Extracted data entries

====

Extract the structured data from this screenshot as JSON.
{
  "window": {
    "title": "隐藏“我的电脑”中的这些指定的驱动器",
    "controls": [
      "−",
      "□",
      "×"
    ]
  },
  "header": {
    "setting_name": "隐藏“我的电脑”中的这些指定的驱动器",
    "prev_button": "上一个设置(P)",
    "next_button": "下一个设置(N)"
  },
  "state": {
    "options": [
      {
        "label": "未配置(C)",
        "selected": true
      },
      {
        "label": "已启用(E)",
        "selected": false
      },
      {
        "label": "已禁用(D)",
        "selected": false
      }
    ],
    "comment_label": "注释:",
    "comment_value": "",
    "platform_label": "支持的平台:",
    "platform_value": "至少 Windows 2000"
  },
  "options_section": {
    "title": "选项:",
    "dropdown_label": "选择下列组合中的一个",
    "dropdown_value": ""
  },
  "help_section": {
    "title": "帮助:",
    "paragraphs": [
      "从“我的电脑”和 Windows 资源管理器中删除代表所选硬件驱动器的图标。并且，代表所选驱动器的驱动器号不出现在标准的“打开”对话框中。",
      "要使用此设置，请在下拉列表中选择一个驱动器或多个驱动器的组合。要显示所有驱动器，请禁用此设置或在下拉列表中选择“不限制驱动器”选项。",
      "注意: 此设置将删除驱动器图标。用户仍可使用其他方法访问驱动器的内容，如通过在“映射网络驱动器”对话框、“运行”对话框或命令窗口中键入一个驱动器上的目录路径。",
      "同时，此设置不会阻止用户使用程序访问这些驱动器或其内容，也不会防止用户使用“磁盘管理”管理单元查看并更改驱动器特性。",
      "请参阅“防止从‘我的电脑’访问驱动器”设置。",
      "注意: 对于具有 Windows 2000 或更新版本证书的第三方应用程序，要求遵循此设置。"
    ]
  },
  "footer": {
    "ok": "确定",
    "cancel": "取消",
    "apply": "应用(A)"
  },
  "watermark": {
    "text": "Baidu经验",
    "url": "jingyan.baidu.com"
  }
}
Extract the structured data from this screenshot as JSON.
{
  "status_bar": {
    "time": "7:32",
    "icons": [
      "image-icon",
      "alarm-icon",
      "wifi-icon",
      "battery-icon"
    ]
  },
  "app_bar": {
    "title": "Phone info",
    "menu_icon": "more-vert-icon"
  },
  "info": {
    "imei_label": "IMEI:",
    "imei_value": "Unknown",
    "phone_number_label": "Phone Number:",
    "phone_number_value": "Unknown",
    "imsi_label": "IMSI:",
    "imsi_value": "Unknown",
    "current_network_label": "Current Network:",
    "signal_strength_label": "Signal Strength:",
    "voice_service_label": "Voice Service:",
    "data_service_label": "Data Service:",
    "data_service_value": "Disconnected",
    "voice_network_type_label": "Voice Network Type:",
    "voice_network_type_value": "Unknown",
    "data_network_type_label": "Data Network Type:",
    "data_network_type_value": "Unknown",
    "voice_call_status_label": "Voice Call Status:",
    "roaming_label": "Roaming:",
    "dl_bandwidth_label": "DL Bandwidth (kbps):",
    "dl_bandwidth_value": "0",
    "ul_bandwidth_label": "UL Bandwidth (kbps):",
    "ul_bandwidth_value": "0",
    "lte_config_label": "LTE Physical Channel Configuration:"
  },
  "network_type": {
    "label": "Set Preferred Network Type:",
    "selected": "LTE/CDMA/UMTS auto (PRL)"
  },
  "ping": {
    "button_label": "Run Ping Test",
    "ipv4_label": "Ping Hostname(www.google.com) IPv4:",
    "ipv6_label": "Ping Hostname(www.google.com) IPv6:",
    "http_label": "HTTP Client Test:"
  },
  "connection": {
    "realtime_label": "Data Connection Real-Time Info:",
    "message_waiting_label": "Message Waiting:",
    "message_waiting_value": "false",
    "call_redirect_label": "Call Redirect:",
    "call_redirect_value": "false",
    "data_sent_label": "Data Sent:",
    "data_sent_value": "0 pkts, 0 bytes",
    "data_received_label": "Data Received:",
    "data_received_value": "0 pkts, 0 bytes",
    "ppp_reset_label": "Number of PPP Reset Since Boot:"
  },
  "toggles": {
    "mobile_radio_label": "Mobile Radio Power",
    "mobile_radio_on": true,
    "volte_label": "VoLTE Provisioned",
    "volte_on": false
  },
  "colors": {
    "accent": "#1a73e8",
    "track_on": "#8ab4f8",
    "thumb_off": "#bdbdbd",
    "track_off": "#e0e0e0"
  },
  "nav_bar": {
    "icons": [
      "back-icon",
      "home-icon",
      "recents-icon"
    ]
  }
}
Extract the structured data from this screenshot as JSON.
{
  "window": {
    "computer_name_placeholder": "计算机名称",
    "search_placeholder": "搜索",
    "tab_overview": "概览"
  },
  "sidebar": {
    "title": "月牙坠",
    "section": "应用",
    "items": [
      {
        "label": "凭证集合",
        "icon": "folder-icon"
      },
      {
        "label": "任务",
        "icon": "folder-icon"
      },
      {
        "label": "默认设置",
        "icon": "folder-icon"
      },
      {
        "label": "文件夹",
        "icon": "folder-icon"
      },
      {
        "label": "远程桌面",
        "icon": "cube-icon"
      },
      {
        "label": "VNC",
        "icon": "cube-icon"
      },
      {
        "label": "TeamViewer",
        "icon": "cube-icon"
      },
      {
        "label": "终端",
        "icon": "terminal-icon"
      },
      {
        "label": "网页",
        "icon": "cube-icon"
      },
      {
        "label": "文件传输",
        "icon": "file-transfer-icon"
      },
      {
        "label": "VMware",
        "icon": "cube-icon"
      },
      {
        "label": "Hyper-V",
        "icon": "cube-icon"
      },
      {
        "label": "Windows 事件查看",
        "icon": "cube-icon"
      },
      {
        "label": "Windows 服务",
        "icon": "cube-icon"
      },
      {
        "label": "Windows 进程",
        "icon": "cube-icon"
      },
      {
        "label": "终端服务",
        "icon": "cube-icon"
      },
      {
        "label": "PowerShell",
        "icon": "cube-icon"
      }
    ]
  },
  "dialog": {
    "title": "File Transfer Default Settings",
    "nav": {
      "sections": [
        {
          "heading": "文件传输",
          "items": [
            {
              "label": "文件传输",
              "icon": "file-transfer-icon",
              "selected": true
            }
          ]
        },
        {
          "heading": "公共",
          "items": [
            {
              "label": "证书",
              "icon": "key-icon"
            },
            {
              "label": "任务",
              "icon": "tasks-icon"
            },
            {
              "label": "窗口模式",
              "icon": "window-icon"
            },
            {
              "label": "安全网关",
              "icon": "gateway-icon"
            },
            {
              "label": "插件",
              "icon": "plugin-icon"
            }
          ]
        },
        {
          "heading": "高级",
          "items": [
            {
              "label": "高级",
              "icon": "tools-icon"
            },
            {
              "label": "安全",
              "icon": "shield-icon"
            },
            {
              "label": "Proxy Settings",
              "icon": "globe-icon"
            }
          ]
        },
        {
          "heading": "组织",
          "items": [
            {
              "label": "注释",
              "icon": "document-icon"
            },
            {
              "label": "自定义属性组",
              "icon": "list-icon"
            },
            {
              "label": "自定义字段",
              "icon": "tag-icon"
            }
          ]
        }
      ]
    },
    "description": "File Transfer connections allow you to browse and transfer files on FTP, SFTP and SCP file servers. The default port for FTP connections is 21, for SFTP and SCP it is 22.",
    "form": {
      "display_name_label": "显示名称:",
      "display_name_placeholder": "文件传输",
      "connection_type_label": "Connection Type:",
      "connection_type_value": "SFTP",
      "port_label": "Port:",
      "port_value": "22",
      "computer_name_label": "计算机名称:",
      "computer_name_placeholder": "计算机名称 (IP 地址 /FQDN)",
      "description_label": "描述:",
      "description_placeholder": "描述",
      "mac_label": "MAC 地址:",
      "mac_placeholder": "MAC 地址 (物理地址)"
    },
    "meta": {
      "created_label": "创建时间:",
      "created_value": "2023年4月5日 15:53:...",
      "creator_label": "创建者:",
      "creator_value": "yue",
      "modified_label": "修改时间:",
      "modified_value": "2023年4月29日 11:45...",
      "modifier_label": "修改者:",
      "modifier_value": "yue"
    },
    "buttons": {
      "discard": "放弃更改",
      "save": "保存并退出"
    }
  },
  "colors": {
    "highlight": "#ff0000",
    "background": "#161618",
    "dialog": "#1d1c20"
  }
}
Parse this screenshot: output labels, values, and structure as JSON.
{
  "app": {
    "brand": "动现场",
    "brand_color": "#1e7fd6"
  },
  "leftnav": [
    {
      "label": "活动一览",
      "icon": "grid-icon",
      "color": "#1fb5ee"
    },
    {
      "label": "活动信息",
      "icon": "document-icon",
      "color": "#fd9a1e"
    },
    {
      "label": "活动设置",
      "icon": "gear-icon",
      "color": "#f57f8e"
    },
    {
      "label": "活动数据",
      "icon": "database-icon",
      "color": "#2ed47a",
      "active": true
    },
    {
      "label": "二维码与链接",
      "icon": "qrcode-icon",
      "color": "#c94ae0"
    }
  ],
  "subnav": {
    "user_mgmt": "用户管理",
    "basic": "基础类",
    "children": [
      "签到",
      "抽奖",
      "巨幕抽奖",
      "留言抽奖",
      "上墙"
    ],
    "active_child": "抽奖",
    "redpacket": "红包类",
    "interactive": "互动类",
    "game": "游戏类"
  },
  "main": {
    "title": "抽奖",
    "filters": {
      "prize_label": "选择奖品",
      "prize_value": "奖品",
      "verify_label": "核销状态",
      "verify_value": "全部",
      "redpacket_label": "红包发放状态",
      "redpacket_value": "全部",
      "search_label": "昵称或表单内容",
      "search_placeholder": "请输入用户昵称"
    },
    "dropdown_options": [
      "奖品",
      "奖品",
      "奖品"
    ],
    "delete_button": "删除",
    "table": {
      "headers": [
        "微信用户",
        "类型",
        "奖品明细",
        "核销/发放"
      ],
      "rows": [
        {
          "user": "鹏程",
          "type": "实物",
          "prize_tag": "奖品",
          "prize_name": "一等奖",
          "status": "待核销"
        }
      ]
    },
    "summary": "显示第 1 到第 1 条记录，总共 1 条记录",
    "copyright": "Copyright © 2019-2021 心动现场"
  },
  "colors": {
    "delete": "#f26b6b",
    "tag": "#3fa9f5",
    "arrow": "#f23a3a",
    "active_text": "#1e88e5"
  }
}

====

WHAT THE TASK ASKS →
Read the lines above. Gather those in which the string "中的这些指定的驱动器" is found.

TASK RESULT →
    "title": "隐藏“我的电脑”中的这些指定的驱动器",
    "setting_name": "隐藏“我的电脑”中的这些指定的驱动器",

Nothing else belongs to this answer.